Instructions for the task =>
Restate the whole of the material. Keep every word, and drop the pictures.

Saved entries =>
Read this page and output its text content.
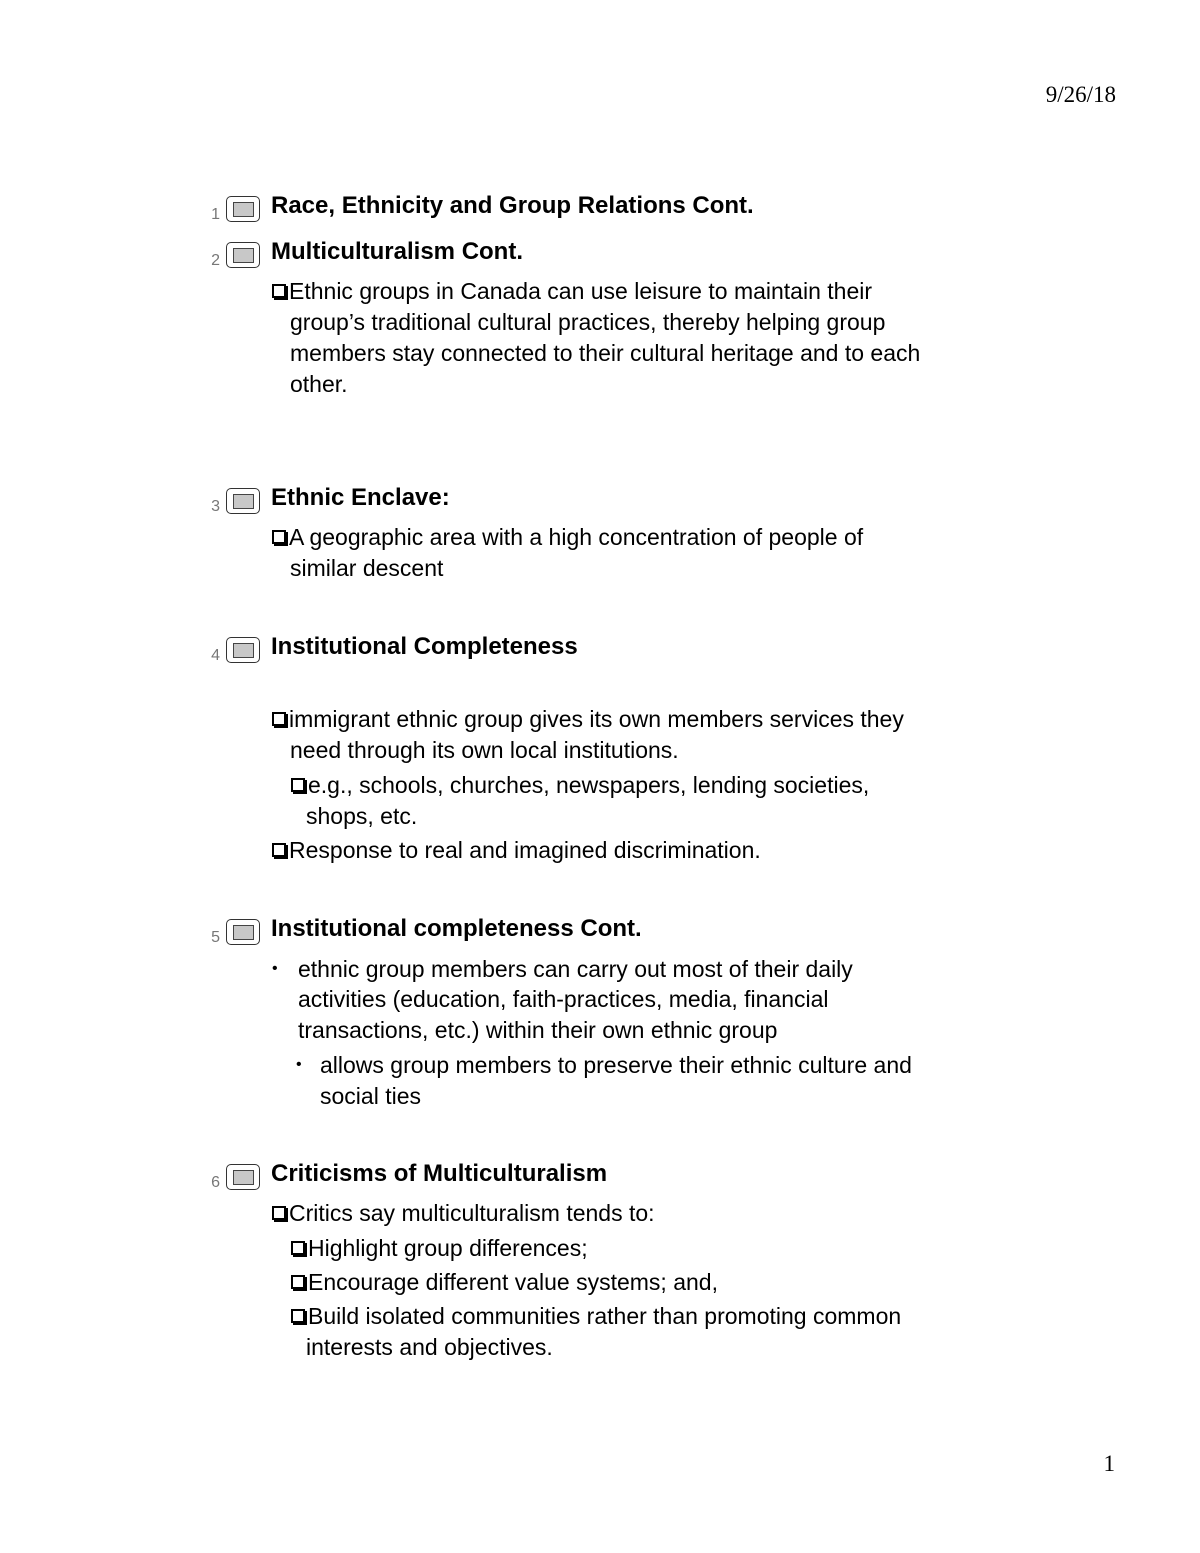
9/26/18
1 Race, Ethnicity and Group Relations Cont.
2 Multiculturalism Cont.
Ethnic groups in Canada can use leisure to maintain their
group’s traditional cultural practices, thereby helping group
members stay connected to their cultural heritage and to each
other.
3 Ethnic Enclave:
A geographic area with a high concentration of people of
similar descent
4 Institutional Completeness
immigrant ethnic group gives its own members services they
need through its own local institutions.
e.g., schools, churches, newspapers, lending societies,
shops, etc.
Response to real and imagined discrimination.
5 Institutional completeness Cont.
• ethnic group members can carry out most of their daily
activities (education, faith-practices, media, financial
transactions, etc.) within their own ethnic group
• allows group members to preserve their ethnic culture and
social ties
6 Criticisms of Multiculturalism
Critics say multiculturalism tends to:
Highlight group differences;
Encourage different value systems; and,
Build isolated communities rather than promoting common
interests and objectives.
1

Solution to the exercise =>
Read this page and output its text content.
9/26/18
1 Race, Ethnicity and Group Relations Cont.
2 Multiculturalism Cont.
Ethnic groups in Canada can use leisure to maintain their
group’s traditional cultural practices, thereby helping group
members stay connected to their cultural heritage and to each
other.
3 Ethnic Enclave:
A geographic area with a high concentration of people of
similar descent
4 Institutional Completeness
immigrant ethnic group gives its own members services they
need through its own local institutions.
e.g., schools, churches, newspapers, lending societies,
shops, etc.
Response to real and imagined discrimination.
5 Institutional completeness Cont.
• ethnic group members can carry out most of their daily
activities (education, faith-practices, media, financial
transactions, etc.) within their own ethnic group
• allows group members to preserve their ethnic culture and
social ties
6 Criticisms of Multiculturalism
Critics say multiculturalism tends to:
Highlight group differences;
Encourage different value systems; and,
Build isolated communities rather than promoting common
interests and objectives.
1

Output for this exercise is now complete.